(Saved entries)
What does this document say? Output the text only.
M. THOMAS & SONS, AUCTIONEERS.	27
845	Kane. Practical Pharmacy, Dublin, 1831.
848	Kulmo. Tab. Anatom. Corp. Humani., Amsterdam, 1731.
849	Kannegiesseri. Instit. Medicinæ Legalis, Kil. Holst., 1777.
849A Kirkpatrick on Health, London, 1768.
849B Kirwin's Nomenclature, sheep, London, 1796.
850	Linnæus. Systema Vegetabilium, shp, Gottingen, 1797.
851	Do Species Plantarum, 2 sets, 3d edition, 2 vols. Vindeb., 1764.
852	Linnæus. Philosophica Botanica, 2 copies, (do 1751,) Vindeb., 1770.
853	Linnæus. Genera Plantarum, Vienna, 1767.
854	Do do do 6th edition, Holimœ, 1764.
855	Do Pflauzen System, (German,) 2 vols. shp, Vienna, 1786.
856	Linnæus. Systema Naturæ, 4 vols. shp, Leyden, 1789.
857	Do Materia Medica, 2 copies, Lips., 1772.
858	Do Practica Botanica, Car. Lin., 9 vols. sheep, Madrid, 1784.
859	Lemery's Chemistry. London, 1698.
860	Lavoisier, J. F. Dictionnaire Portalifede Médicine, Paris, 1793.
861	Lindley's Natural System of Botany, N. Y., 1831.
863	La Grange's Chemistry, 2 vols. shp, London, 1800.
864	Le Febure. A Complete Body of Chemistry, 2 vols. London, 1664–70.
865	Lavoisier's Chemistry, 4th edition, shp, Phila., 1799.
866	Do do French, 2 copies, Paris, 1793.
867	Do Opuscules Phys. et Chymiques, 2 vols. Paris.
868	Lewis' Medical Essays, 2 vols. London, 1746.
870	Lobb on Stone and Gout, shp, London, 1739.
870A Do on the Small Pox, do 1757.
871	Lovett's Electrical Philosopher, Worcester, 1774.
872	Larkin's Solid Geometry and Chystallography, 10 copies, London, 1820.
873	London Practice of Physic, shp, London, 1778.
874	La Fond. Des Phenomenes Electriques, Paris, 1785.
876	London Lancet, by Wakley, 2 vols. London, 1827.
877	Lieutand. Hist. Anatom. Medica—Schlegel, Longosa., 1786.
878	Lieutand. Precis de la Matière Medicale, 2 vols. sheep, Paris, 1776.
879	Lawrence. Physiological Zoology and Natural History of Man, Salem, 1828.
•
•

• Objective: Return the entries above exactly as they appear.

• Answer to the exercise:
What does this document say? Output the text only.
M. THOMAS & SONS, AUCTIONEERS.	27
845	Kane. Practical Pharmacy, Dublin, 1831.
848	Kulmo. Tab. Anatom. Corp. Humani., Amsterdam, 1731.
849	Kannegiesseri. Instit. Medicinæ Legalis, Kil. Holst., 1777.
849A Kirkpatrick on Health, London, 1768.
849B Kirwin's Nomenclature, sheep, London, 1796.
850	Linnæus. Systema Vegetabilium, shp, Gottingen, 1797.
851	Do Species Plantarum, 2 sets, 3d edition, 2 vols. Vindeb., 1764.
852	Linnæus. Philosophica Botanica, 2 copies, (do 1751,) Vindeb., 1770.
853	Linnæus. Genera Plantarum, Vienna, 1767.
854	Do do do 6th edition, Holimœ, 1764.
855	Do Pflauzen System, (German,) 2 vols. shp, Vienna, 1786.
856	Linnæus. Systema Naturæ, 4 vols. shp, Leyden, 1789.
857	Do Materia Medica, 2 copies, Lips., 1772.
858	Do Practica Botanica, Car. Lin., 9 vols. sheep, Madrid, 1784.
859	Lemery's Chemistry. London, 1698.
860	Lavoisier, J. F. Dictionnaire Portalifede Médicine, Paris, 1793.
861	Lindley's Natural System of Botany, N. Y., 1831.
863	La Grange's Chemistry, 2 vols. shp, London, 1800.
864	Le Febure. A Complete Body of Chemistry, 2 vols. London, 1664–70.
865	Lavoisier's Chemistry, 4th edition, shp, Phila., 1799.
866	Do do French, 2 copies, Paris, 1793.
867	Do Opuscules Phys. et Chymiques, 2 vols. Paris.
868	Lewis' Medical Essays, 2 vols. London, 1746.
870	Lobb on Stone and Gout, shp, London, 1739.
870A Do on the Small Pox, do 1757.
871	Lovett's Electrical Philosopher, Worcester, 1774.
872	Larkin's Solid Geometry and Chystallography, 10 copies, London, 1820.
873	London Practice of Physic, shp, London, 1778.
874	La Fond. Des Phenomenes Electriques, Paris, 1785.
876	London Lancet, by Wakley, 2 vols. London, 1827.
877	Lieutand. Hist. Anatom. Medica—Schlegel, Longosa., 1786.
878	Lieutand. Precis de la Matière Medicale, 2 vols. sheep, Paris, 1776.
879	Lawrence. Physiological Zoology and Natural History of Man, Salem, 1828.
•
•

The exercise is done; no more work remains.